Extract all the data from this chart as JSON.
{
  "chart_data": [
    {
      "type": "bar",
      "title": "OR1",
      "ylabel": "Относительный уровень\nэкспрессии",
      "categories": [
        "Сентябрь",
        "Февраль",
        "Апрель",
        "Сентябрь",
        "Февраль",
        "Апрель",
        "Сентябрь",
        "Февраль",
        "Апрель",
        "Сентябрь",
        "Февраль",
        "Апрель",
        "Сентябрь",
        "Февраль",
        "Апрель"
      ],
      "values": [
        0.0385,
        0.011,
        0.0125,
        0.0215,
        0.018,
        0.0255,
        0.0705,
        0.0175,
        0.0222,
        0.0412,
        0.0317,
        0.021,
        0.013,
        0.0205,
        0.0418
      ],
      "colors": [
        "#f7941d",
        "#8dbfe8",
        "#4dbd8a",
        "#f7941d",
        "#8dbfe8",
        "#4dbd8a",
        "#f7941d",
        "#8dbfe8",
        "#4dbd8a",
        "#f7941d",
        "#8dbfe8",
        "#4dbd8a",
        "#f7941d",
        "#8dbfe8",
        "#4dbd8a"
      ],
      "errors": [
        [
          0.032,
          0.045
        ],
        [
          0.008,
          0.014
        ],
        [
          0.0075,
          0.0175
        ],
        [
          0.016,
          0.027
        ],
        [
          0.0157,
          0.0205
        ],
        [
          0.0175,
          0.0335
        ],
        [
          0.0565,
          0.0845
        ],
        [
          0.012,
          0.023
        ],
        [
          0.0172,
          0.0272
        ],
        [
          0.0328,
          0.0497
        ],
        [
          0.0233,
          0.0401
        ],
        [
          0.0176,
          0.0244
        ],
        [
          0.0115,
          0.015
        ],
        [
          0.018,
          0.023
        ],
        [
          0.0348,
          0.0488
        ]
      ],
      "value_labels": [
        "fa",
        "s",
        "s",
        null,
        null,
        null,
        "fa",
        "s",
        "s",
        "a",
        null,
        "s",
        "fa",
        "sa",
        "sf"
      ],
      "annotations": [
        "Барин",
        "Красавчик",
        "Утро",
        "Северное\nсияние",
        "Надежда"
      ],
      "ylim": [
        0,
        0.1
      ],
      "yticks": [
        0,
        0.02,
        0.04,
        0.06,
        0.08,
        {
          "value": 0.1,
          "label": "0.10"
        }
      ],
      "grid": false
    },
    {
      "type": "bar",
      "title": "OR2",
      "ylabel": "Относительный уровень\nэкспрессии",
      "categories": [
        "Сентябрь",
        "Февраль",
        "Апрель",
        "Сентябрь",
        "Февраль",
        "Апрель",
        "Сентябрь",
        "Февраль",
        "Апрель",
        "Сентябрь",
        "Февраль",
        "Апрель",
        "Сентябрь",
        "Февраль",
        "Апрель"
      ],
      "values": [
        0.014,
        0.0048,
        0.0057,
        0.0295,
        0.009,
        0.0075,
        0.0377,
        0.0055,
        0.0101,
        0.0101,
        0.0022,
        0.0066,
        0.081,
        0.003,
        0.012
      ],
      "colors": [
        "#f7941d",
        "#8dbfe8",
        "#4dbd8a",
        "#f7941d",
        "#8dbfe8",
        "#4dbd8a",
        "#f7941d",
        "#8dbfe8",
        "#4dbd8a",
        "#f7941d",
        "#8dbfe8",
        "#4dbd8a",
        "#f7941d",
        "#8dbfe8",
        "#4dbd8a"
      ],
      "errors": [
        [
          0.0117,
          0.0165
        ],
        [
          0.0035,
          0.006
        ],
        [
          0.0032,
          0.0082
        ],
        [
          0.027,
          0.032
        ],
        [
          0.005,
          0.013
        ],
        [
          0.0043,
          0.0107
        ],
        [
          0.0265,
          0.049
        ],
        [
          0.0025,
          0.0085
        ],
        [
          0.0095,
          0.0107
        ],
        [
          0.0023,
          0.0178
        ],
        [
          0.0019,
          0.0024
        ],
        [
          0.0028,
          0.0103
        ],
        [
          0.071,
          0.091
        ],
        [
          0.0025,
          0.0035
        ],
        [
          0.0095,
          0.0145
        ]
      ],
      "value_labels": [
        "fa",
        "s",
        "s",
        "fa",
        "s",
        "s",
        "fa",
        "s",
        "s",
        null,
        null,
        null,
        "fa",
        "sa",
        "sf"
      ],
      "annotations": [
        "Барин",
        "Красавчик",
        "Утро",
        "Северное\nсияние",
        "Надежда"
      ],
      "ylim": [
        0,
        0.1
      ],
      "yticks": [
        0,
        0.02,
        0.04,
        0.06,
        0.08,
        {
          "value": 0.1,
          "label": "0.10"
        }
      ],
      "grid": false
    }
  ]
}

Request: Copy the material above verbatim.

Written answer:
Extract all the data from this chart as JSON.
{
  "chart_data": [
    {
      "type": "bar",
      "title": "OR1",
      "ylabel": "Относительный уровень\nэкспрессии",
      "categories": [
        "Сентябрь",
        "Февраль",
        "Апрель",
        "Сентябрь",
        "Февраль",
        "Апрель",
        "Сентябрь",
        "Февраль",
        "Апрель",
        "Сентябрь",
        "Февраль",
        "Апрель",
        "Сентябрь",
        "Февраль",
        "Апрель"
      ],
      "values": [
        0.0385,
        0.011,
        0.0125,
        0.0215,
        0.018,
        0.0255,
        0.0705,
        0.0175,
        0.0222,
        0.0412,
        0.0317,
        0.021,
        0.013,
        0.0205,
        0.0418
      ],
      "colors": [
        "#f7941d",
        "#8dbfe8",
        "#4dbd8a",
        "#f7941d",
        "#8dbfe8",
        "#4dbd8a",
        "#f7941d",
        "#8dbfe8",
        "#4dbd8a",
        "#f7941d",
        "#8dbfe8",
        "#4dbd8a",
        "#f7941d",
        "#8dbfe8",
        "#4dbd8a"
      ],
      "errors": [
        [
          0.032,
          0.045
        ],
        [
          0.008,
          0.014
        ],
        [
          0.0075,
          0.0175
        ],
        [
          0.016,
          0.027
        ],
        [
          0.0157,
          0.0205
        ],
        [
          0.0175,
          0.0335
        ],
        [
          0.0565,
          0.0845
        ],
        [
          0.012,
          0.023
        ],
        [
          0.0172,
          0.0272
        ],
        [
          0.0328,
          0.0497
        ],
        [
          0.0233,
          0.0401
        ],
        [
          0.0176,
          0.0244
        ],
        [
          0.0115,
          0.015
        ],
        [
          0.018,
          0.023
        ],
        [
          0.0348,
          0.0488
        ]
      ],
      "value_labels": [
        "fa",
        "s",
        "s",
        null,
        null,
        null,
        "fa",
        "s",
        "s",
        "a",
        null,
        "s",
        "fa",
        "sa",
        "sf"
      ],
      "annotations": [
        "Барин",
        "Красавчик",
        "Утро",
        "Северное\nсияние",
        "Надежда"
      ],
      "ylim": [
        0,
        0.1
      ],
      "yticks": [
        0,
        0.02,
        0.04,
        0.06,
        0.08,
        {
          "value": 0.1,
          "label": "0.10"
        }
      ],
      "grid": false
    },
    {
      "type": "bar",
      "title": "OR2",
      "ylabel": "Относительный уровень\nэкспрессии",
      "categories": [
        "Сентябрь",
        "Февраль",
        "Апрель",
        "Сентябрь",
        "Февраль",
        "Апрель",
        "Сентябрь",
        "Февраль",
        "Апрель",
        "Сентябрь",
        "Февраль",
        "Апрель",
        "Сентябрь",
        "Февраль",
        "Апрель"
      ],
      "values": [
        0.014,
        0.0048,
        0.0057,
        0.0295,
        0.009,
        0.0075,
        0.0377,
        0.0055,
        0.0101,
        0.0101,
        0.0022,
        0.0066,
        0.081,
        0.003,
        0.012
      ],
      "colors": [
        "#f7941d",
        "#8dbfe8",
        "#4dbd8a",
        "#f7941d",
        "#8dbfe8",
        "#4dbd8a",
        "#f7941d",
        "#8dbfe8",
        "#4dbd8a",
        "#f7941d",
        "#8dbfe8",
        "#4dbd8a",
        "#f7941d",
        "#8dbfe8",
        "#4dbd8a"
      ],
      "errors": [
        [
          0.0117,
          0.0165
        ],
        [
          0.0035,
          0.006
        ],
        [
          0.0032,
          0.0082
        ],
        [
          0.027,
          0.032
        ],
        [
          0.005,
          0.013
        ],
        [
          0.0043,
          0.0107
        ],
        [
          0.0265,
          0.049
        ],
        [
          0.0025,
          0.0085
        ],
        [
          0.0095,
          0.0107
        ],
        [
          0.0023,
          0.0178
        ],
        [
          0.0019,
          0.0024
        ],
        [
          0.0028,
          0.0103
        ],
        [
          0.071,
          0.091
        ],
        [
          0.0025,
          0.0035
        ],
        [
          0.0095,
          0.0145
        ]
      ],
      "value_labels": [
        "fa",
        "s",
        "s",
        "fa",
        "s",
        "s",
        "fa",
        "s",
        "s",
        null,
        null,
        null,
        "fa",
        "sa",
        "sf"
      ],
      "annotations": [
        "Барин",
        "Красавчик",
        "Утро",
        "Северное\nсияние",
        "Надежда"
      ],
      "ylim": [
        0,
        0.1
      ],
      "yticks": [
        0,
        0.02,
        0.04,
        0.06,
        0.08,
        {
          "value": 0.1,
          "label": "0.10"
        }
      ],
      "grid": false
    }
  ]
}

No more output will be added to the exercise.